### Problem statement
Copy down every line where the string "Lanh" shows up.

(Dataset entries)
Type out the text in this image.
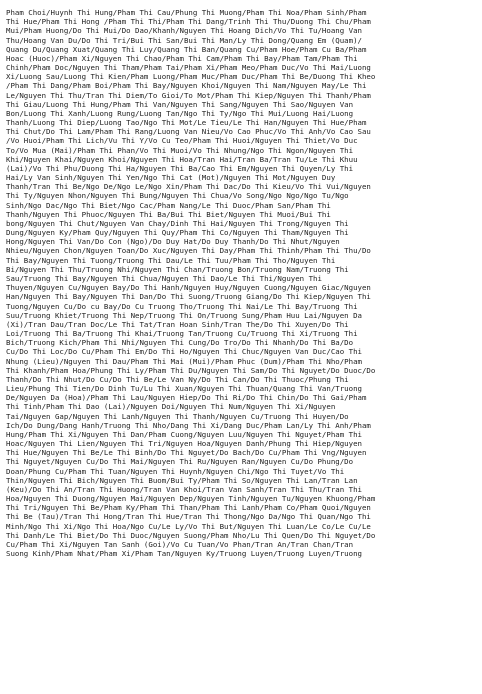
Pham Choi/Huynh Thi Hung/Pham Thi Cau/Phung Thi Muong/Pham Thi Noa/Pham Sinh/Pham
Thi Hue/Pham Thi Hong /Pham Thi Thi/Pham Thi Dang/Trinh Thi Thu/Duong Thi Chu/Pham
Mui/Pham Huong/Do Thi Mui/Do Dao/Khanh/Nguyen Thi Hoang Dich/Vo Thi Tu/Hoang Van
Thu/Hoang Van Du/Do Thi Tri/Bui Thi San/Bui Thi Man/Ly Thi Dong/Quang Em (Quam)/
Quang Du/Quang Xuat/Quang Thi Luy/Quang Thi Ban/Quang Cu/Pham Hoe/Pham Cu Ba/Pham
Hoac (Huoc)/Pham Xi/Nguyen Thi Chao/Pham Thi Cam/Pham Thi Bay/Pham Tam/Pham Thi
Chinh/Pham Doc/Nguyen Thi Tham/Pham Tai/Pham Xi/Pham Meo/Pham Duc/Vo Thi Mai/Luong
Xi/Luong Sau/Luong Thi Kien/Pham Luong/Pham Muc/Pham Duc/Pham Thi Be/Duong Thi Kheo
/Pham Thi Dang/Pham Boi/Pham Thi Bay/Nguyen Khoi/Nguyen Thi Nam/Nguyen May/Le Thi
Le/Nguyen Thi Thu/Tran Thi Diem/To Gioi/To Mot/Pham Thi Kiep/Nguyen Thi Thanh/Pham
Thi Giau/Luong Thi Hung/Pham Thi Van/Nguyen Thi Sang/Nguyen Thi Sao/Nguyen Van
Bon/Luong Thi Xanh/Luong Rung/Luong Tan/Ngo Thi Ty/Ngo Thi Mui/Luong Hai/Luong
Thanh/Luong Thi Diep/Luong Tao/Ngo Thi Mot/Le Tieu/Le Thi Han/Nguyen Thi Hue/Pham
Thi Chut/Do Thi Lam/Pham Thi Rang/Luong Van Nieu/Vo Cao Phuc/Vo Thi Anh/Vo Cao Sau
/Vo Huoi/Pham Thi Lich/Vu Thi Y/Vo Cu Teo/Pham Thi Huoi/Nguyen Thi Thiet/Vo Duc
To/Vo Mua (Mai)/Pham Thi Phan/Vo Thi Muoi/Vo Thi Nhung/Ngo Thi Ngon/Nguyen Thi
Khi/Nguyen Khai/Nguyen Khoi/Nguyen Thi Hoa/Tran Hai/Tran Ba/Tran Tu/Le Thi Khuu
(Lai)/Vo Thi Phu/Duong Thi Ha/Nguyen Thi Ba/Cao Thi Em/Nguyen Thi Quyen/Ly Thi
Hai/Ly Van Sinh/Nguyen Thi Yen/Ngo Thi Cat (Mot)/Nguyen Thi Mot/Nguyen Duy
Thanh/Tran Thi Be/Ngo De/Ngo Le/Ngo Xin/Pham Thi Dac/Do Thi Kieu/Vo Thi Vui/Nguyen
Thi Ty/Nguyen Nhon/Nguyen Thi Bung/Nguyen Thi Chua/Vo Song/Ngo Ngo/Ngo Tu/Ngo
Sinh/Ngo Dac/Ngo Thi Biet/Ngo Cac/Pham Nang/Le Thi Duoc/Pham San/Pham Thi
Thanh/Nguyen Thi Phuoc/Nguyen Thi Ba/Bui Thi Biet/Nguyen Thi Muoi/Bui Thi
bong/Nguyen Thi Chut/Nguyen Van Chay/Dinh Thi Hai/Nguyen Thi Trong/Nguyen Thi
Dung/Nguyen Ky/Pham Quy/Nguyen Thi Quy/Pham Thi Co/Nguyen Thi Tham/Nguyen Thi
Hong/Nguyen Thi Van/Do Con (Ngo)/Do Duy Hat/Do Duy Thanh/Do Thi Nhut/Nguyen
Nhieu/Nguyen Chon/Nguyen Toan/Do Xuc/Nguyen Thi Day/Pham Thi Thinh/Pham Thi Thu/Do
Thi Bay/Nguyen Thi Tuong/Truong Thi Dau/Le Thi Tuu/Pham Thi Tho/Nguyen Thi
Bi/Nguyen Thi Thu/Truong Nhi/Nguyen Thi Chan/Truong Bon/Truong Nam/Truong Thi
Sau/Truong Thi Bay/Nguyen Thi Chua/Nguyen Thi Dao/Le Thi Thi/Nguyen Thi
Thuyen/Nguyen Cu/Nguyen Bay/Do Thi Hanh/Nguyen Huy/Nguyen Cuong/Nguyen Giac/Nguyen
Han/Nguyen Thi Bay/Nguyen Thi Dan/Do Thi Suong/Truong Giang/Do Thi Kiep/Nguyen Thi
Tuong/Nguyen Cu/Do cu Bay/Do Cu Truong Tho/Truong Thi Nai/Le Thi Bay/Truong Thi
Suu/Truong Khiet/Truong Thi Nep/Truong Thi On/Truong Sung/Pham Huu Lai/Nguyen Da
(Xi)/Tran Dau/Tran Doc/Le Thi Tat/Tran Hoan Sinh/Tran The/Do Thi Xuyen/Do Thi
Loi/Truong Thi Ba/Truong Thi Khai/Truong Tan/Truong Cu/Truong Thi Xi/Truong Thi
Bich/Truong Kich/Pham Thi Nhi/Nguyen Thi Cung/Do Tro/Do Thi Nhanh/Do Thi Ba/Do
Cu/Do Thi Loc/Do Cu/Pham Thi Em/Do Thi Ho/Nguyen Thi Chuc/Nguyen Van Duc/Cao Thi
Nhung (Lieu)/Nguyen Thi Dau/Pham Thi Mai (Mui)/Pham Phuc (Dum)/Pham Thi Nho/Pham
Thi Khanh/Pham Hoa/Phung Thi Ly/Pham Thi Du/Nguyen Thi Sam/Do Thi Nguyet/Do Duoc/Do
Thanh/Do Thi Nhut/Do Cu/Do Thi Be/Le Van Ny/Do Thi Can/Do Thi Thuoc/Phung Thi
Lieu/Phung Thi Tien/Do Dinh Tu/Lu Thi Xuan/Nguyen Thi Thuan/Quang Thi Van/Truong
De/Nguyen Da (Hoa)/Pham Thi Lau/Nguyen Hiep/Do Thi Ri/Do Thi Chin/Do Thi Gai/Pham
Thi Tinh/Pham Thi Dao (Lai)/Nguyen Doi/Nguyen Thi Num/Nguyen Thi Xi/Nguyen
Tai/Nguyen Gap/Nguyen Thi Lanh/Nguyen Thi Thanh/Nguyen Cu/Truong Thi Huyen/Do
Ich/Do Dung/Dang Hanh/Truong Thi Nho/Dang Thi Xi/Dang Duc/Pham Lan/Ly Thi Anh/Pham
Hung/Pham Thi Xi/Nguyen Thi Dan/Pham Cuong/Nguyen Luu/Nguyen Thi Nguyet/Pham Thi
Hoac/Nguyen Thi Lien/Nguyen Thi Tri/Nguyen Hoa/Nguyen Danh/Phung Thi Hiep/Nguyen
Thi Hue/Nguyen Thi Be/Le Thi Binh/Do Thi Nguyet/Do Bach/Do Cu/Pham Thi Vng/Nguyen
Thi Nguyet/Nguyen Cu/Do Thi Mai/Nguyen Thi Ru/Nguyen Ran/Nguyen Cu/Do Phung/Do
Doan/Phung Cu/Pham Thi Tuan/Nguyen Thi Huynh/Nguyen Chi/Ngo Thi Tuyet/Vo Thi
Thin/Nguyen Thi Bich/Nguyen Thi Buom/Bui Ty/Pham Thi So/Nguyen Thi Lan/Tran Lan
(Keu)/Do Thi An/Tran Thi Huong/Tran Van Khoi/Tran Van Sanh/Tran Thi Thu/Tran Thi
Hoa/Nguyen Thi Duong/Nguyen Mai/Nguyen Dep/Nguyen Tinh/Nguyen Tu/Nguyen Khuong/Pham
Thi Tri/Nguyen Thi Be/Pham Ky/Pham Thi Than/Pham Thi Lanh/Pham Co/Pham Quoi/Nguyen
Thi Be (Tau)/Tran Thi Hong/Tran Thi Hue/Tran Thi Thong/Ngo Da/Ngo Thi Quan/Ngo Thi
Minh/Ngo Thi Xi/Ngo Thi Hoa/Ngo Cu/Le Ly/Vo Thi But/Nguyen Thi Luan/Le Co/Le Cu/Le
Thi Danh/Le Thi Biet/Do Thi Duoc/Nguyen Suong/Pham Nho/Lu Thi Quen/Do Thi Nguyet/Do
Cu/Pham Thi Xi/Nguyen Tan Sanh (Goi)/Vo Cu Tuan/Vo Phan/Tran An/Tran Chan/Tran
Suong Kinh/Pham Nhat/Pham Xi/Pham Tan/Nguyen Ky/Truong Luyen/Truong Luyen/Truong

==

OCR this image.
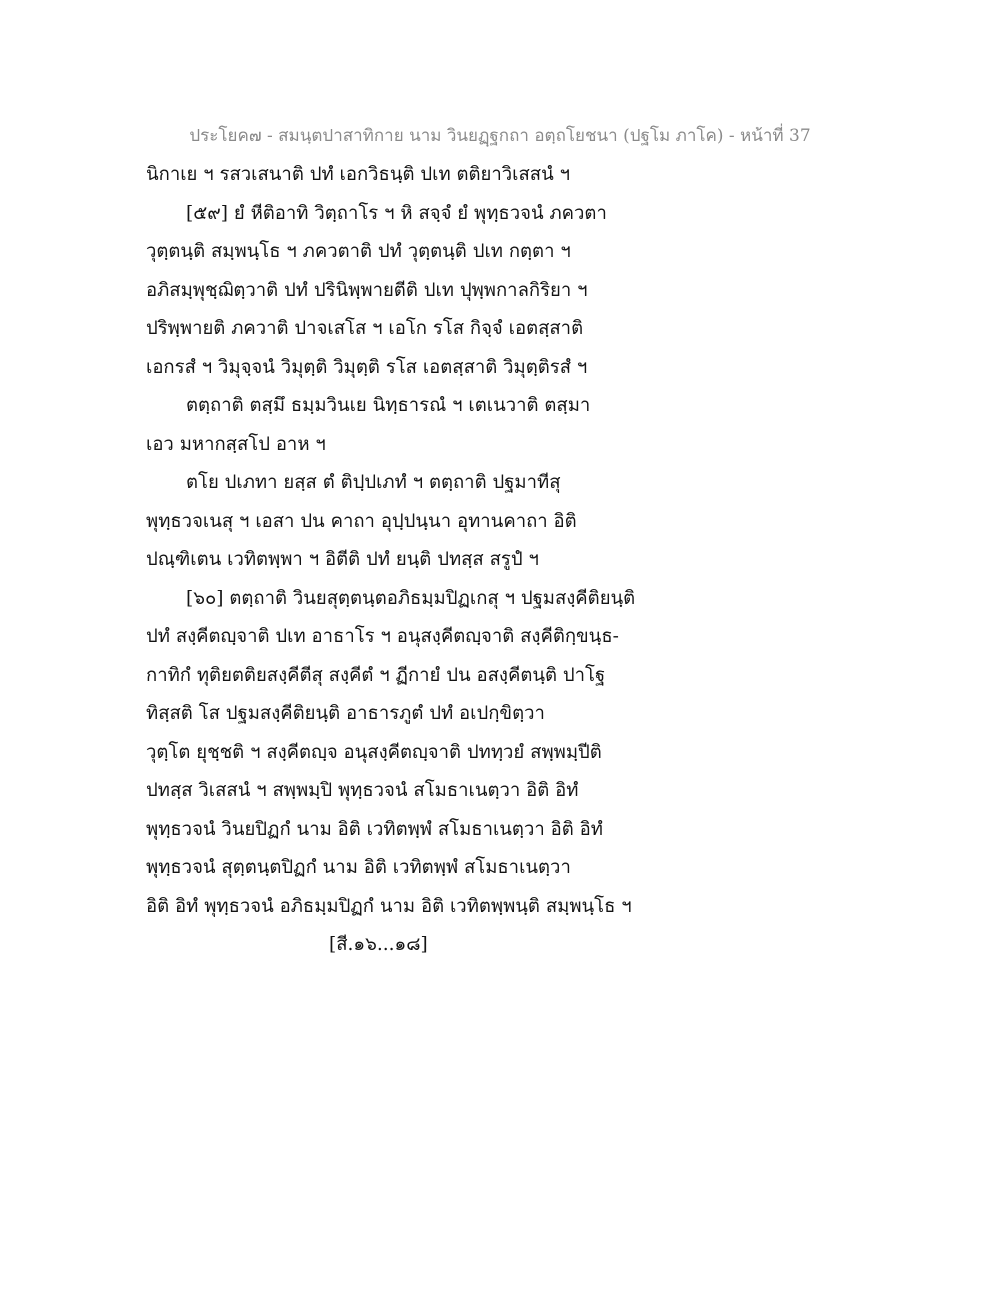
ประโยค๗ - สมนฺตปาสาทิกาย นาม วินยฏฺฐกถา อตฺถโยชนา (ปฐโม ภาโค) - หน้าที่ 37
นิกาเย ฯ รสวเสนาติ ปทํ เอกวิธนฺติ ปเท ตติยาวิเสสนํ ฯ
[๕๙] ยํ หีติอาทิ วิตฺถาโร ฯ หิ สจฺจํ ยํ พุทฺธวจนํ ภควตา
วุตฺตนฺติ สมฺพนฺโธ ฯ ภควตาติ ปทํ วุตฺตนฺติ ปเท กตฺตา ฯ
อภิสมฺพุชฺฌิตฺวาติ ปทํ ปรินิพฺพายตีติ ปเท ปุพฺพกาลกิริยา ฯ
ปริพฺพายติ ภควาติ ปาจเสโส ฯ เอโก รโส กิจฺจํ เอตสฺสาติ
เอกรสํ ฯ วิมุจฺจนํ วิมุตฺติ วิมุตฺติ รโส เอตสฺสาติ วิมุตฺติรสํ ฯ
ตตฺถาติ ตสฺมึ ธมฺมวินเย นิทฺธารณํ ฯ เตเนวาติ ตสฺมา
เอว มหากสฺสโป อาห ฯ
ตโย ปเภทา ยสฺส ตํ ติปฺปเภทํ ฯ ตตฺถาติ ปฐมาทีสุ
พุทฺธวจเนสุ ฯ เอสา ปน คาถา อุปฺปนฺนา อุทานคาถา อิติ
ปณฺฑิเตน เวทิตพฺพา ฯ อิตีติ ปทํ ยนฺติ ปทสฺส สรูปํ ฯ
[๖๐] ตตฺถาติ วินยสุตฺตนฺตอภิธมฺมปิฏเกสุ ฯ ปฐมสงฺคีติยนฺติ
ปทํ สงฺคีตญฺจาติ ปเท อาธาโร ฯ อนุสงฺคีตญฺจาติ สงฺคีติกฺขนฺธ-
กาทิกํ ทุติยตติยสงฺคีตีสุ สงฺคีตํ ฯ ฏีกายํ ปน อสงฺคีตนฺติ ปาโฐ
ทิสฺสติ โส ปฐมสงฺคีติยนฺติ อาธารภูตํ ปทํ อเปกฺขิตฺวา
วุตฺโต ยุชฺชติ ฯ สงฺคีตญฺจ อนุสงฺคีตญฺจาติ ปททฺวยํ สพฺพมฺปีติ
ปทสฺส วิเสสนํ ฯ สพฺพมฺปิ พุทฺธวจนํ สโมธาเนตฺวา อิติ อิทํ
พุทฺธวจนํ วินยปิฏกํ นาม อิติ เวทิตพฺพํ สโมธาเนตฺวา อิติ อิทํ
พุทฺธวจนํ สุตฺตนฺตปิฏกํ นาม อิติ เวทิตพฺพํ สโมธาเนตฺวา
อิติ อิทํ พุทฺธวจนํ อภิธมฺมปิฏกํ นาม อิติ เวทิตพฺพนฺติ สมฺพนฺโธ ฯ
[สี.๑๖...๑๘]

### Written answer
Tai/Nguyen Gap/Nguyen Thi Lanh/Nguyen Thi Thanh/Nguyen Cu/Truong Thi Huyen/Do
Thi Tri/Nguyen Thi Be/Pham Ky/Pham Thi Than/Pham Thi Lanh/Pham Co/Pham Quoi/Nguyen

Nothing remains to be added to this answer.